▶ [WHAT YOU ARE ASKED TO DO]: Find the string "moment" in the listing and report every line that has it.

▶ [RECORDS FOR THIS EXERCISE]:
**********

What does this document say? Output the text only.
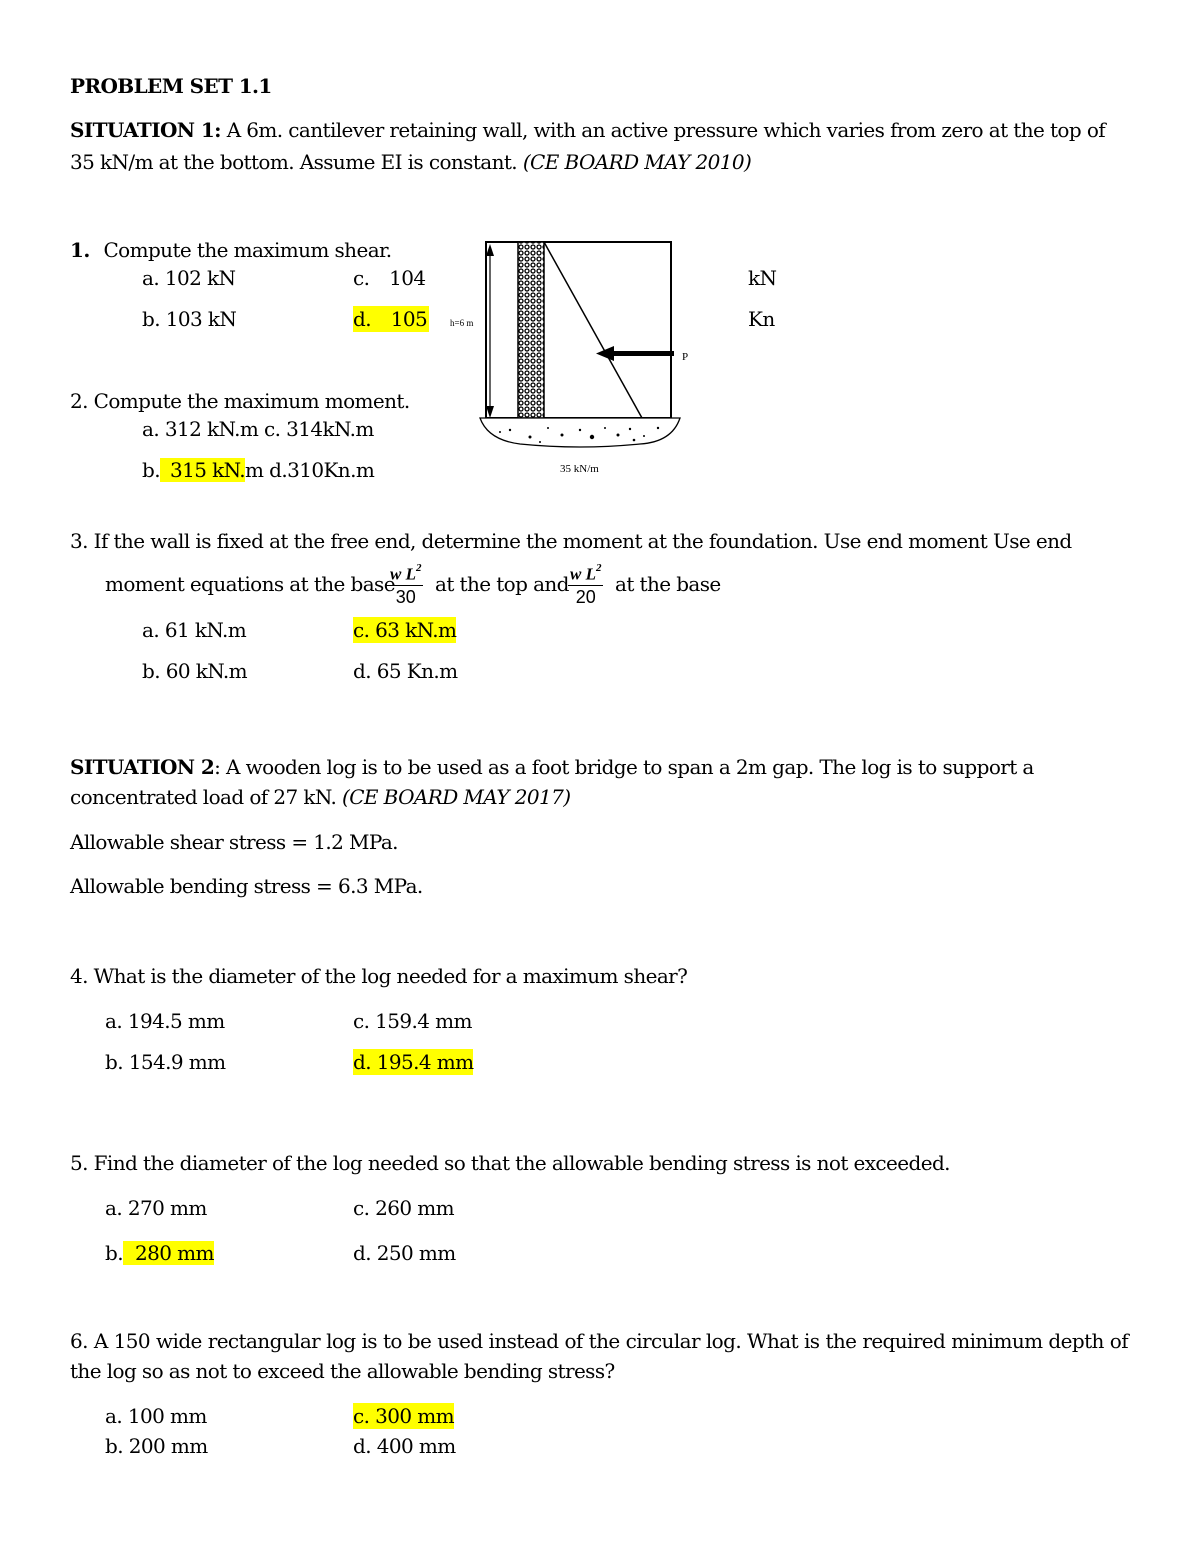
PROBLEM SET 1.1
SITUATION 1: A 6m. cantilever retaining wall, with an active pressure which varies from zero at the top of
35 kN/m at the bottom. Assume EI is constant. (CE BOARD MAY 2010)
1. Compute the maximum shear.
a. 102 kN	c. 104	kN
b. 103 kN	d. 105	Kn
h=6 m
P
35 kN/m
2. Compute the maximum moment.
a. 312 kN.m c. 314kN.m
b. 315 kN.m d.310Kn.m
3. If the wall is fixed at the free end, determine the moment at the foundation. Use end moment Use end
moment equations at the base
$\frac{w L^2}{30}$ at the top and $\frac{w L^2}{20}$ at the base
a. 61 kN.m	c. 63 kN.m
b. 60 kN.m	d. 65 Kn.m
SITUATION 2: A wooden log is to be used as a foot bridge to span a 2m gap. The log is to support a
concentrated load of 27 kN. (CE BOARD MAY 2017)
Allowable shear stress = 1.2 MPa.
Allowable bending stress = 6.3 MPa.
4. What is the diameter of the log needed for a maximum shear?
a. 194.5 mm	c. 159.4 mm
b. 154.9 mm	d. 195.4 mm
5. Find the diameter of the log needed so that the allowable bending stress is not exceeded.
a. 270 mm	c. 260 mm
b. 280 mm	d. 250 mm
6. A 150 wide rectangular log is to be used instead of the circular log. What is the required minimum depth of the log so as not to exceed the allowable bending stress?
a. 100 mm	c. 300 mm
b. 200 mm	d. 400 mm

**********

▶ [RESPONSE BELOW]:
2. Compute the maximum moment.
3. If the wall is fixed at the free end, determine the moment at the foundation. Use end moment Use end
moment equations at the base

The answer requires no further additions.